__TEXTO SELECCIONADO__
------------

“Lesiones craneales y cerebrales graves”. Esta es la causa de muerte de la mayoría de los 15 migrantes afganos que perdieron la vida la semana pasada en el Egeo tras el naufragio de la embarcación neumática en la que viajaban clandestinamente, según los informes de las autopsias, a los que ha tenido acceso Reuters. Otros documentos judiciales indican “lesiones torácicas asociadas” o “lesiones craneales y cerebrales y posterior ahogamiento”, es decir, que la mayoría murió por traumatismos en la cabeza y no por ahogamiento. Las conclusiones de las autopsias aumentan aún más el misterio que envuelve a un naufragio que desde el principio ha presentado numerosos interrogantes. La investigación ordenada por la Fiscalía sigue abierta.
El hundimiento de esta patera el pasado 3 de febrero frente a las costas de Quíos es uno de los accidentes con más muertos que se han registrado en aguas griegas en los últimos años, solo por detrás del naufragio en junio de 2023 del Adriana, un pesquero que se hundió cuando iba cargado con más de 700 migrantes a bordo, de los que solo sobrevivió un centenar.
El suceso se produjo de noche, cuando una patrullera de la Guardia Costera griega colisionó con una lancha que transportaba a 40 personas y que a causa de ese choque acabó volcando. Además de los 15 muertos, resultaron heridos tres guardacostas y 24 migrantes —entre ellos ocho niños de entre 1 y 15 años— y dos mujeres embarazadas sufrieron abortos espontáneos.
En declaraciones a los medios locales, los médicos del hospital donde los críos están ingresados detallaron que algunos heridos presentaban fracturas de huesos, heridas traumáticas en la zona abdominal y en la cabeza, coincidiendo con los resultados de las autopsias de los fallecidos.
Vangelis Kirithras, uno de los buzos voluntarios de rescate que se encontraba en el lugar, declaró a Reuters la semana pasada: “Lo primero que vimos fue una lancha inflable que estaba llena de cadáveres en su interior”. Los rescatistas describen la lancha como sobrecargada.
La Guardia Costera declaró que la barca clandestina cambió de rumbo bruscamente y chocó con ellos en circunstancias aún desconocidas. Cinco supervivientes de la patera dan otra versión, sin embargo, pues aseguran que los guardacostas no les dieron indicación alguna y por eso no cambiaron de rumbo. Durante las tareas de rescate, los buzos encontraron cadáveres dentro de la neumática.
El Gobierno ha expresado su confianza en los argumentos de la Guardia Costera y culpa a las redes de tráfico de migrantes del siniestro. Vassilis Kikilias, ministro de Marina Mercante, informó el viernes ante el Parlamento de que la cámara de la patrullera se desactivó por la colisión, pero sostuvo que no habría registrado grabaciones nítidas del impacto ni aunque hubiera estado activa, debido a las limitaciones a la hora de obtener imágenes en la oscuridad a larga distancia.

------------

__EJERCICIOS PROPUESTOS__
A: Según el texto sobre el naufragio frente a Quíos, ¿por qué sostuvo el ministro de Marina Mercante que la cámara de la patrullera no habría captado imágenes nítidas del impacto aunque hubiera estado activa? Responde en una a tres oraciones.
B: Contesta estas preguntas con datos del texto sobre el naufragio frente a Quíos:
(i) ¿En qué fecha se hundió la patera?
(ii) ¿Cuántas personas transportaba la lancha que volcó?
(iii) ¿Cuántos niños resultaron heridos y de qué edades?
C: Continúa el texto sobre el naufragio frente a Quíos a partir del punto en que termina.

(Filas de un conjunto de datos)

------------

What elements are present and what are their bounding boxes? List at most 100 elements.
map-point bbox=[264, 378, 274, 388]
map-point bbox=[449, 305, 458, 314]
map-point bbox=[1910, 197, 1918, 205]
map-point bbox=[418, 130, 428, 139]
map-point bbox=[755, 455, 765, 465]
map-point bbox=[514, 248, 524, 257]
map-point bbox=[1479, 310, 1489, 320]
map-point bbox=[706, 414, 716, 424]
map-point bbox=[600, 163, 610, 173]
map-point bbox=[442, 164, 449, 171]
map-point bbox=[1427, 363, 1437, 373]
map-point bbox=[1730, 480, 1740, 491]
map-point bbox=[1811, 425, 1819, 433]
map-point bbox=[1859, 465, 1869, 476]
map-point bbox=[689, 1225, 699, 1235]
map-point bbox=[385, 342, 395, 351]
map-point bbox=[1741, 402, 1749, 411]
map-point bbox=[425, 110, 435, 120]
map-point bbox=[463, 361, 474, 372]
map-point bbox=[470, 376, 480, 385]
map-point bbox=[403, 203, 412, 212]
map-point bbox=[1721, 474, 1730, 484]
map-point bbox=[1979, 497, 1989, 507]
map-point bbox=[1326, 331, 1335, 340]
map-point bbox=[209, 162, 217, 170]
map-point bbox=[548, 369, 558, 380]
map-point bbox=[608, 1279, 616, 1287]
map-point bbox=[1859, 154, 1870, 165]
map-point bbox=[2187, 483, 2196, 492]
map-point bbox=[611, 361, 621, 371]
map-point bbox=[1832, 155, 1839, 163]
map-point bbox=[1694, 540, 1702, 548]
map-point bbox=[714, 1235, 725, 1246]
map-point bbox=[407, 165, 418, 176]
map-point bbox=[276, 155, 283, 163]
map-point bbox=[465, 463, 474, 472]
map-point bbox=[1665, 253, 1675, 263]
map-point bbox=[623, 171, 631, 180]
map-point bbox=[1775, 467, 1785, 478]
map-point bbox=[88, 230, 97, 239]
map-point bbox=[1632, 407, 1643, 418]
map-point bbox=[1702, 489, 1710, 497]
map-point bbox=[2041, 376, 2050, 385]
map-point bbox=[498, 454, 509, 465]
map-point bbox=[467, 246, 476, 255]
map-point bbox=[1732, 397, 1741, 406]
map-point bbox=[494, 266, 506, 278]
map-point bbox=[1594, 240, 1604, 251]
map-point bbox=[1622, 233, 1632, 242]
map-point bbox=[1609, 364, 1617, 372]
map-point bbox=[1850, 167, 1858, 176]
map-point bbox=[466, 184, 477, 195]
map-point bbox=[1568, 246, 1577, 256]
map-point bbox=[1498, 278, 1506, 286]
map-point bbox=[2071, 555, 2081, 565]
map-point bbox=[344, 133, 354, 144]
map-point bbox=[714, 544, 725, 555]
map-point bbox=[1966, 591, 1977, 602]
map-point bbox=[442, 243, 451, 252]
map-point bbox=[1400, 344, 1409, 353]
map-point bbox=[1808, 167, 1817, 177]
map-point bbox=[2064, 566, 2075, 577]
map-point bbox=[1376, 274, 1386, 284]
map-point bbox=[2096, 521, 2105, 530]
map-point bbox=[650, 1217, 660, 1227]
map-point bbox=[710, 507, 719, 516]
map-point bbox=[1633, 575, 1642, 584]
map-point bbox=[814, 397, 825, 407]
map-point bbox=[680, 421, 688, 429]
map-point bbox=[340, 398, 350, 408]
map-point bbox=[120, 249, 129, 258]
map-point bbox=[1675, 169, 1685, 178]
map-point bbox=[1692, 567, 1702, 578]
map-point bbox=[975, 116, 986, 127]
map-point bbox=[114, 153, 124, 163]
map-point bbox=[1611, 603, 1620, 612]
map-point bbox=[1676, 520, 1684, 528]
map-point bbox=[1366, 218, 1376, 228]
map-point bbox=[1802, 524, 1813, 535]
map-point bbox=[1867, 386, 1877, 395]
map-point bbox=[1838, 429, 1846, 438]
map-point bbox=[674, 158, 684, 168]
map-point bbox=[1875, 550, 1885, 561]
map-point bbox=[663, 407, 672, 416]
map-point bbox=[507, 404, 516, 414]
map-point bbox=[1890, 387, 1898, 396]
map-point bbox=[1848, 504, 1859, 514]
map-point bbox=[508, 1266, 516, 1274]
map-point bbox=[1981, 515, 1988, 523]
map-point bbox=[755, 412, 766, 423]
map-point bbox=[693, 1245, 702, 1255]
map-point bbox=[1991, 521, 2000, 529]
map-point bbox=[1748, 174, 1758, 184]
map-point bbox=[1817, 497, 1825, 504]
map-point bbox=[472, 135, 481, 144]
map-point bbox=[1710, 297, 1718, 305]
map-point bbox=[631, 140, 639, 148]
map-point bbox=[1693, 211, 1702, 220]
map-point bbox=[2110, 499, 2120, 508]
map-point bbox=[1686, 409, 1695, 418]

------------

__SOLUCIONES__
A: Vassilis Kikilias sostuvo que la cámara no habría registrado grabaciones nítidas del impacto aunque hubiera estado activa. El motivo son las limitaciones a la hora de obtener imágenes en la oscuridad a larga distancia.

B:
(i) El 3 de febrero.
(ii) 40 personas.
(iii) Ocho niños, de entre 1 y 15 años.

C:
En la misma sesión parlamentaria, el diputado del Parlamento europeo Kostas Arvanitis exigió la publicación de cualquier grabación que exista. “La persecución, la colisión y las lesiones dan testimonio de un incidente muy violento”, advirtió
Un detenido
La investigación policial ha llevado por ahora a la detención de un ciudadano marroquí de 31 años que viajaba en la embarcación. La policía lo ha señalado como la persona que manejaba el timón y que trabajaba para los organizadores del viaje, y ha sido acusado formalmente de tráfico de migrantes, de provocar un accidente mortal y de entrar ilegalmente en Grecia.
El detenido, que está en prisión preventiva, ha negado esos cargos y defiende que él era un pasajero más que también pagó por su pasaje; en concreto, 3.000 euros que sus padres abonaron a un hombre de habla turca, han explicado sus abogados. Uno de ellos, Dimitris Houlis, afirmó que seis de los supervivientes declararon que no podían identificar al detenido como el timonel, según recoge el periódico griego Ekathimerini. “Si nuestra intención es complacer la opinión pública, entonces no hay necesidad de una investigación judicial. El único testigo que sí lo identificó ha abandonado la isla”, lamentó Houlis.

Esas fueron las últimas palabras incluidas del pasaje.